<<<<
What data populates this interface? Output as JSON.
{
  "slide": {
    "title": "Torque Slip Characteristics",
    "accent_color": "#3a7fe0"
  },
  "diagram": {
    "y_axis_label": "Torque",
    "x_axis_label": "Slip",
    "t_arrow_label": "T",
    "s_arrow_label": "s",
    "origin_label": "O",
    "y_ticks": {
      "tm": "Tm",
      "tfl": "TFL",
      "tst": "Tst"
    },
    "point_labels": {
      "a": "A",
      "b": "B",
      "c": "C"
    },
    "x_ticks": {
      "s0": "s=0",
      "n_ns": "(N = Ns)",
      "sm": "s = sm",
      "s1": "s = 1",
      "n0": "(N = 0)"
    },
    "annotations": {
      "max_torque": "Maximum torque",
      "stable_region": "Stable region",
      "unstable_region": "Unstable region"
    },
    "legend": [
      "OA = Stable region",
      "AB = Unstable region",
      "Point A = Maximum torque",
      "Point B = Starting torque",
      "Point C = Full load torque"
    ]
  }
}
>>>>
• **WHAT TO PRODUCE**: Each entry above is to be quoted exactly.

• **TASK OUTPUT**:
What data populates this interface? Output as JSON.
{
  "slide": {
    "title": "Torque Slip Characteristics",
    "accent_color": "#3a7fe0"
  },
  "diagram": {
    "y_axis_label": "Torque",
    "x_axis_label": "Slip",
    "t_arrow_label": "T",
    "s_arrow_label": "s",
    "origin_label": "O",
    "y_ticks": {
      "tm": "Tm",
      "tfl": "TFL",
      "tst": "Tst"
    },
    "point_labels": {
      "a": "A",
      "b": "B",
      "c": "C"
    },
    "x_ticks": {
      "s0": "s=0",
      "n_ns": "(N = Ns)",
      "sm": "s = sm",
      "s1": "s = 1",
      "n0": "(N = 0)"
    },
    "annotations": {
      "max_torque": "Maximum torque",
      "stable_region": "Stable region",
      "unstable_region": "Unstable region"
    },
    "legend": [
      "OA = Stable region",
      "AB = Unstable region",
      "Point A = Maximum torque",
      "Point B = Starting torque",
      "Point C = Full load torque"
    ]
  }
}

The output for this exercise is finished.